╔══
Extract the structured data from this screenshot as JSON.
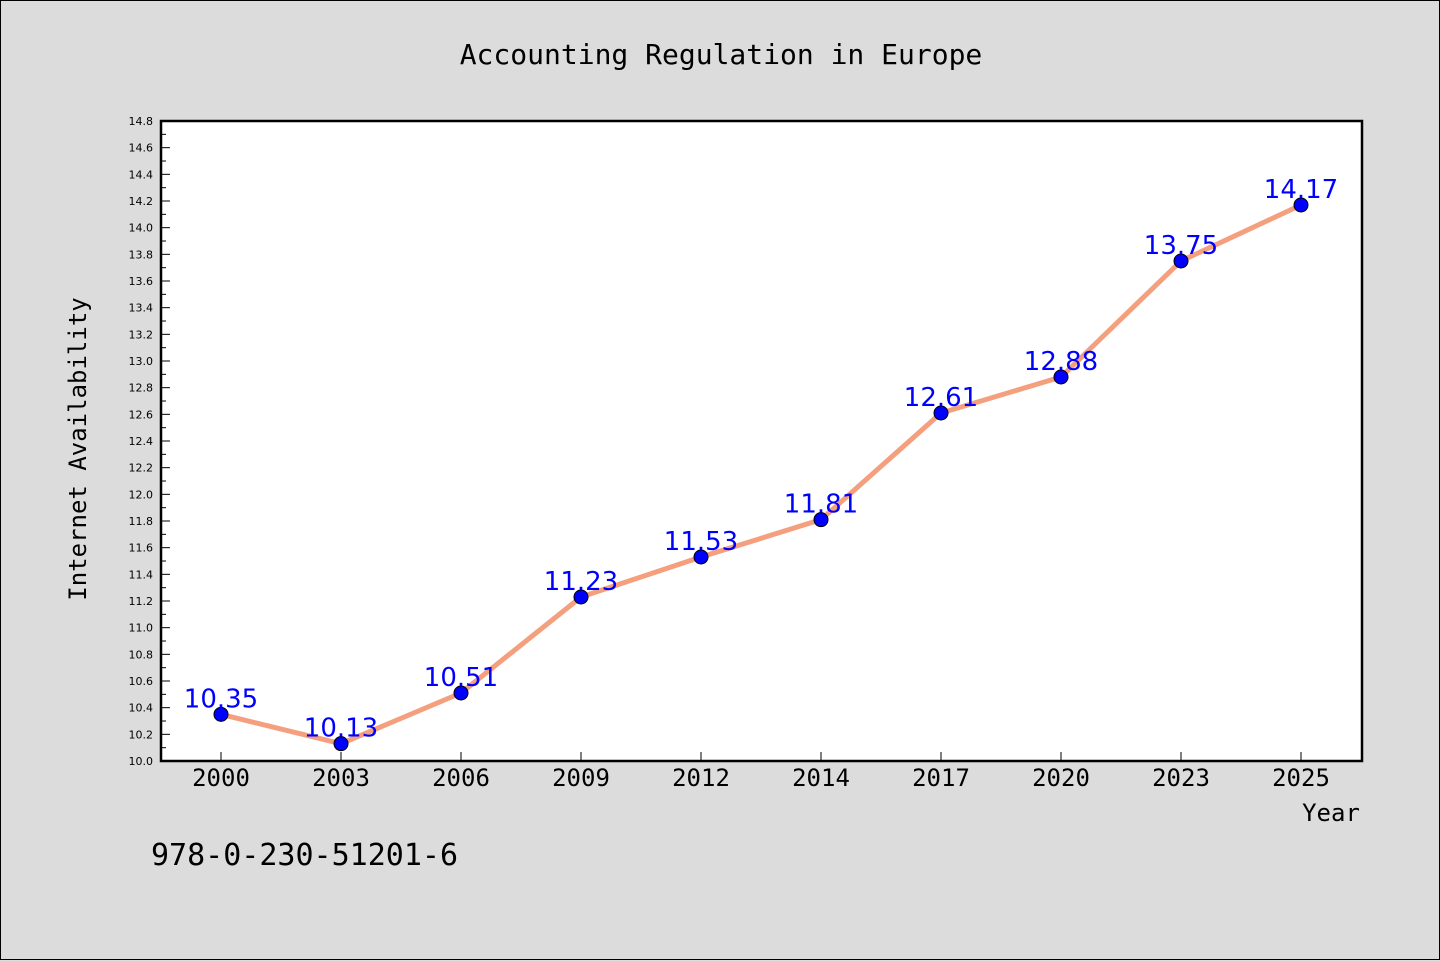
{
  "chart_data": {
    "type": "line",
    "title": "Accounting Regulation in Europe",
    "xlabel": "Year",
    "ylabel": "Internet Availability",
    "categories": [
      "2000",
      "2003",
      "2006",
      "2009",
      "2012",
      "2014",
      "2017",
      "2020",
      "2023",
      "2025"
    ],
    "series": [
      {
        "values": [
          10.35,
          10.13,
          10.51,
          11.23,
          11.53,
          11.81,
          12.61,
          12.88,
          13.75,
          14.17
        ],
        "line_color": "#f4a07f",
        "marker_color": "#0000ff"
      }
    ],
    "data_labels": [
      "10.35",
      "10.13",
      "10.51",
      "11.23",
      "11.53",
      "11.81",
      "12.61",
      "12.88",
      "13.75",
      "14.17"
    ],
    "data_label_color": "#0000ff",
    "ylim": [
      10.0,
      14.8
    ],
    "yticks": [
      "10.0",
      "10.2",
      "10.4",
      "10.6",
      "10.8",
      "11.0",
      "11.2",
      "11.4",
      "11.6",
      "11.8",
      "12.0",
      "12.2",
      "12.4",
      "12.6",
      "12.8",
      "13.0",
      "13.2",
      "13.4",
      "13.6",
      "13.8",
      "14.0",
      "14.2",
      "14.4",
      "14.6",
      "14.8"
    ],
    "grid": false,
    "background_color": "#dcdcdc",
    "plot_background_color": "#ffffff"
  },
  "footnote": "978-0-230-51201-6"
}
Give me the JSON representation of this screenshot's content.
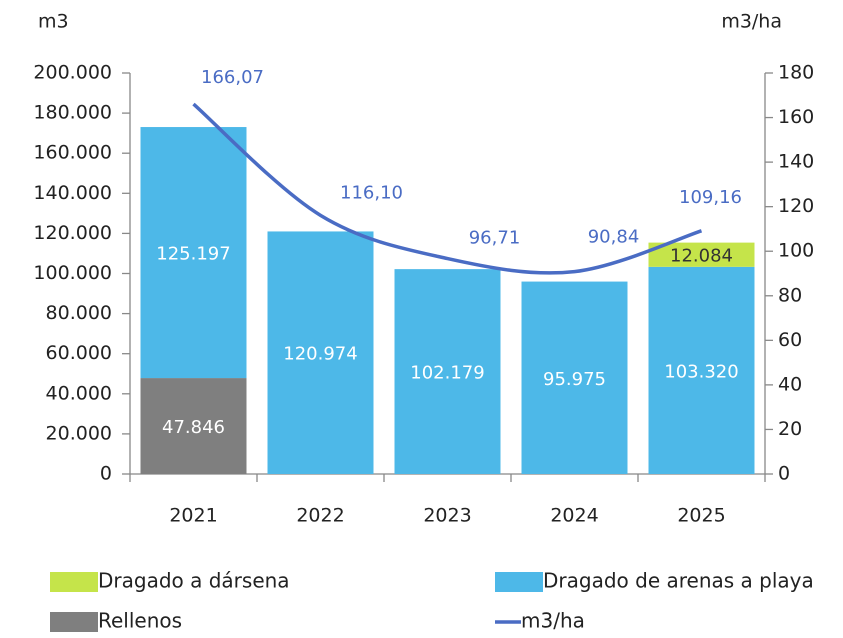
{
  "chart_data": {
    "type": "bar",
    "y_label": "m3",
    "y2_label": "m3/ha",
    "categories": [
      "2021",
      "2022",
      "2023",
      "2024",
      "2025"
    ],
    "series": [
      {
        "name": "Rellenos",
        "color": "#7f7f7f",
        "values": [
          47846,
          null,
          null,
          null,
          null
        ],
        "value_labels": [
          "47.846",
          null,
          null,
          null,
          null
        ]
      },
      {
        "name": "Dragado de arenas a playa",
        "color": "#4db8e8",
        "values": [
          125197,
          120974,
          102179,
          95975,
          103320
        ],
        "value_labels": [
          "125.197",
          "120.974",
          "102.179",
          "95.975",
          "103.320"
        ]
      },
      {
        "name": "Dragado a dársena",
        "color": "#c5e44a",
        "values": [
          null,
          null,
          null,
          null,
          12084
        ],
        "value_labels": [
          null,
          null,
          null,
          null,
          "12.084"
        ]
      },
      {
        "name": "m3/ha",
        "type": "line",
        "axis": "y2",
        "color": "#4a6cc4",
        "values": [
          166.07,
          116.1,
          96.71,
          90.84,
          109.16
        ],
        "value_labels": [
          "166,07",
          "116,10",
          "96,71",
          "90,84",
          "109,16"
        ]
      }
    ],
    "ylim": [
      0,
      200000
    ],
    "yticks": [
      0,
      {
        "value": 20000,
        "label": "20.000"
      },
      {
        "value": 40000,
        "label": "40.000"
      },
      {
        "value": 60000,
        "label": "60.000"
      },
      {
        "value": 80000,
        "label": "80.000"
      },
      {
        "value": 100000,
        "label": "100.000"
      },
      {
        "value": 120000,
        "label": "120.000"
      },
      {
        "value": 140000,
        "label": "140.000"
      },
      {
        "value": 160000,
        "label": "160.000"
      },
      {
        "value": 180000,
        "label": "180.000"
      },
      {
        "value": 200000,
        "label": "200.000"
      }
    ],
    "y2lim": [
      0,
      180
    ],
    "y2ticks": [
      0,
      20,
      40,
      60,
      80,
      100,
      120,
      140,
      160,
      180
    ],
    "grid": false,
    "stacked": true
  }
}
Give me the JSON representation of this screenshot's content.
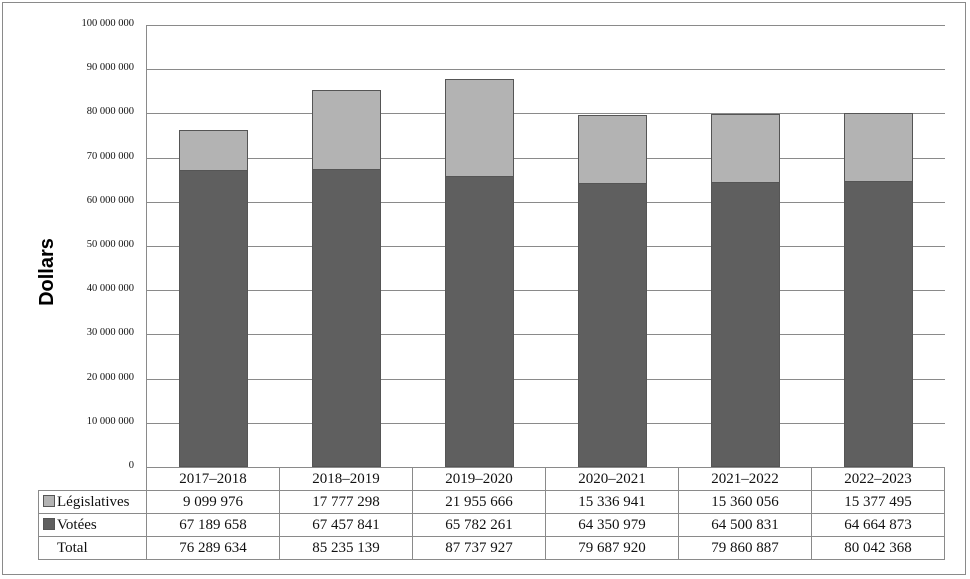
{
  "chart_data": {
    "type": "bar",
    "stacked": true,
    "title": "",
    "xlabel": "",
    "ylabel": "Dollars",
    "ylim": [
      0,
      100000000
    ],
    "yticks": [
      "0",
      "10 000 000",
      "20 000 000",
      "30 000 000",
      "40 000 000",
      "50 000 000",
      "60 000 000",
      "70 000 000",
      "80 000 000",
      "90 000 000",
      "100 000 000"
    ],
    "grid": true,
    "legend_position": "data-table",
    "categories": [
      "2017–2018",
      "2018–2019",
      "2019–2020",
      "2020–2021",
      "2021–2022",
      "2022–2023"
    ],
    "series": [
      {
        "name": "Législatives",
        "color": "#b3b3b3",
        "values": [
          9099976,
          17777298,
          21955666,
          15336941,
          15360056,
          15377495
        ],
        "labels": [
          "9 099 976",
          "17 777 298",
          "21 955 666",
          "15 336 941",
          "15 360 056",
          "15 377 495"
        ]
      },
      {
        "name": "Votées",
        "color": "#5f5f5f",
        "values": [
          67189658,
          67457841,
          65782261,
          64350979,
          64500831,
          64664873
        ],
        "labels": [
          "67 189 658",
          "67 457 841",
          "65 782 261",
          "64 350 979",
          "64 500 831",
          "64 664 873"
        ]
      }
    ],
    "totals": {
      "name": "Total",
      "values": [
        76289634,
        85235139,
        87737927,
        79687920,
        79860887,
        80042368
      ],
      "labels": [
        "76 289 634",
        "85 235 139",
        "87 737 927",
        "79 687 920",
        "79 860 887",
        "80 042 368"
      ]
    }
  }
}
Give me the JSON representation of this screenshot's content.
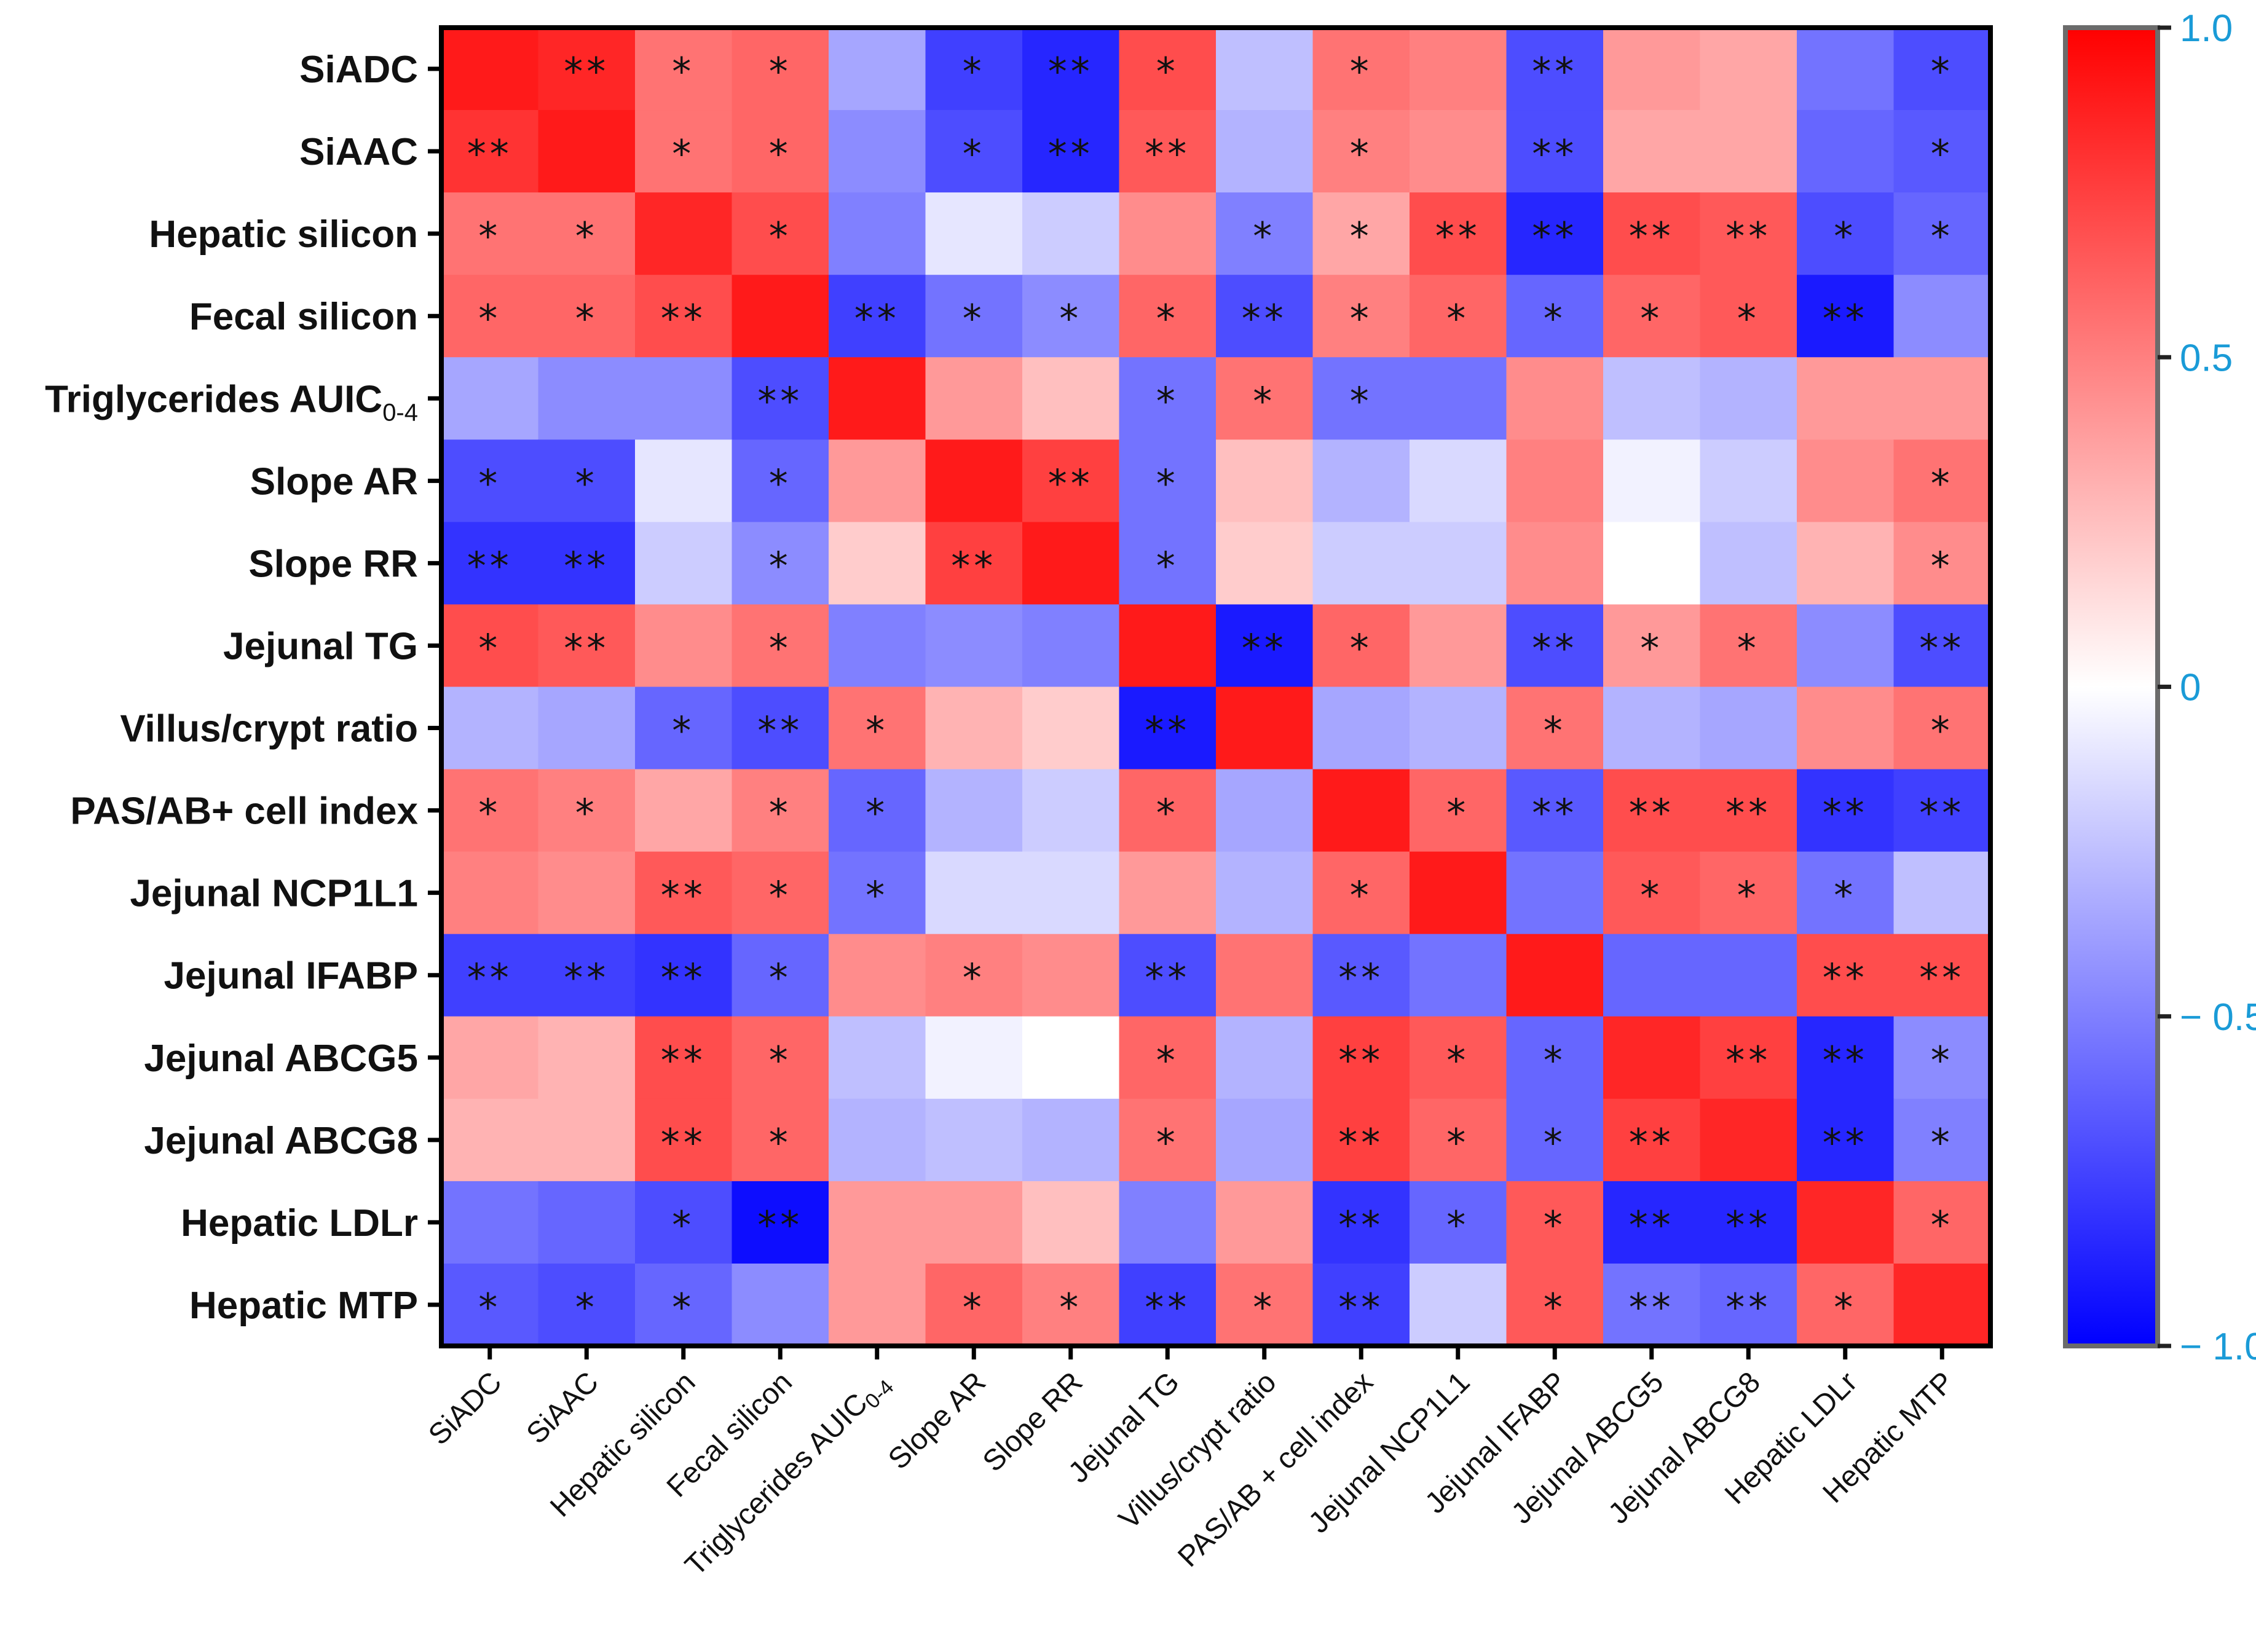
╚══
**EXERCISE DIRECTIONS:**
Exactly as written, return every line of the listing, but not the pictures.

**THE ANSWER:**
Extract the structured data from this screenshot as JSON.
{
  "chart_data": {
    "type": "line",
    "title": "Accounting Regulation in Europe",
    "xlabel": "Year",
    "ylabel": "Internet Availability",
    "categories": [
      "2000",
      "2003",
      "2006",
      "2009",
      "2012",
      "2014",
      "2017",
      "2020",
      "2023",
      "2025"
    ],
    "series": [
      {
        "values": [
          10.35,
          10.13,
          10.51,
          11.23,
          11.53,
          11.81,
          12.61,
          12.88,
          13.75,
          14.17
        ],
        "line_color": "#f4a07f",
        "marker_color": "#0000ff"
      }
    ],
    "data_labels": [
      "10.35",
      "10.13",
      "10.51",
      "11.23",
      "11.53",
      "11.81",
      "12.61",
      "12.88",
      "13.75",
      "14.17"
    ],
    "data_label_color": "#0000ff",
    "ylim": [
      10.0,
      14.8
    ],
    "yticks": [
      "10.0",
      "10.2",
      "10.4",
      "10.6",
      "10.8",
      "11.0",
      "11.2",
      "11.4",
      "11.6",
      "11.8",
      "12.0",
      "12.2",
      "12.4",
      "12.6",
      "12.8",
      "13.0",
      "13.2",
      "13.4",
      "13.6",
      "13.8",
      "14.0",
      "14.2",
      "14.4",
      "14.6",
      "14.8"
    ],
    "grid": false,
    "background_color": "#dcdcdc",
    "plot_background_color": "#ffffff"
  },
  "footnote": "978-0-230-51201-6"
}
Give me the JSON representation of this screenshot's content.
{
  "chart_data": {
    "type": "bar",
    "y_label": "m3",
    "y2_label": "m3/ha",
    "categories": [
      "2021",
      "2022",
      "2023",
      "2024",
      "2025"
    ],
    "series": [
      {
        "name": "Rellenos",
        "color": "#7f7f7f",
        "values": [
          47846,
          null,
          null,
          null,
          null
        ],
        "value_labels": [
          "47.846",
          null,
          null,
          null,
          null
        ]
      },
      {
        "name": "Dragado de arenas a playa",
        "color": "#4db8e8",
        "values": [
          125197,
          120974,
          102179,
          95975,
          103320
        ],
        "value_labels": [
          "125.197",
          "120.974",
          "102.179",
          "95.975",
          "103.320"
        ]
      },
      {
        "name": "Dragado a dársena",
        "color": "#c5e44a",
        "values": [
          null,
          null,
          null,
          null,
          12084
        ],
        "value_labels": [
          null,
          null,
          null,
          null,
          "12.084"
        ]
      },
      {
        "name": "m3/ha",
        "type": "line",
        "axis": "y2",
        "color": "#4a6cc4",
        "values": [
          166.07,
          116.1,
          96.71,
          90.84,
          109.16
        ],
        "value_labels": [
          "166,07",
          "116,10",
          "96,71",
          "90,84",
          "109,16"
        ]
      }
    ],
    "ylim": [
      0,
      200000
    ],
    "yticks": [
      0,
      {
        "value": 20000,
        "label": "20.000"
      },
      {
        "value": 40000,
        "label": "40.000"
      },
      {
        "value": 60000,
        "label": "60.000"
      },
      {
        "value": 80000,
        "label": "80.000"
      },
      {
        "value": 100000,
        "label": "100.000"
      },
      {
        "value": 120000,
        "label": "120.000"
      },
      {
        "value": 140000,
        "label": "140.000"
      },
      {
        "value": 160000,
        "label": "160.000"
      },
      {
        "value": 180000,
        "label": "180.000"
      },
      {
        "value": 200000,
        "label": "200.000"
      }
    ],
    "y2lim": [
      0,
      180
    ],
    "y2ticks": [
      0,
      20,
      40,
      60,
      80,
      100,
      120,
      140,
      160,
      180
    ],
    "grid": false,
    "stacked": true
  }
}
Give me the JSON representation of this screenshot's content.
{
  "chart_data": {
    "type": "bar",
    "stacked": true,
    "title": "",
    "xlabel": "",
    "ylabel": "Dollars",
    "ylim": [
      0,
      100000000
    ],
    "yticks": [
      "0",
      "10 000 000",
      "20 000 000",
      "30 000 000",
      "40 000 000",
      "50 000 000",
      "60 000 000",
      "70 000 000",
      "80 000 000",
      "90 000 000",
      "100 000 000"
    ],
    "grid": true,
    "legend_position": "data-table",
    "categories": [
      "2017–2018",
      "2018–2019",
      "2019–2020",
      "2020–2021",
      "2021–2022",
      "2022–2023"
    ],
    "series": [
      {
        "name": "Législatives",
        "color": "#b3b3b3",
        "values": [
          9099976,
          17777298,
          21955666,
          15336941,
          15360056,
          15377495
        ],
        "labels": [
          "9 099 976",
          "17 777 298",
          "21 955 666",
          "15 336 941",
          "15 360 056",
          "15 377 495"
        ]
      },
      {
        "name": "Votées",
        "color": "#5f5f5f",
        "values": [
          67189658,
          67457841,
          65782261,
          64350979,
          64500831,
          64664873
        ],
        "labels": [
          "67 189 658",
          "67 457 841",
          "65 782 261",
          "64 350 979",
          "64 500 831",
          "64 664 873"
        ]
      }
    ],
    "totals": {
      "name": "Total",
      "values": [
        76289634,
        85235139,
        87737927,
        79687920,
        79860887,
        80042368
      ],
      "labels": [
        "76 289 634",
        "85 235 139",
        "87 737 927",
        "79 687 920",
        "79 860 887",
        "80 042 368"
      ]
    }
  }
}
Give me the JSON representation of this screenshot's content.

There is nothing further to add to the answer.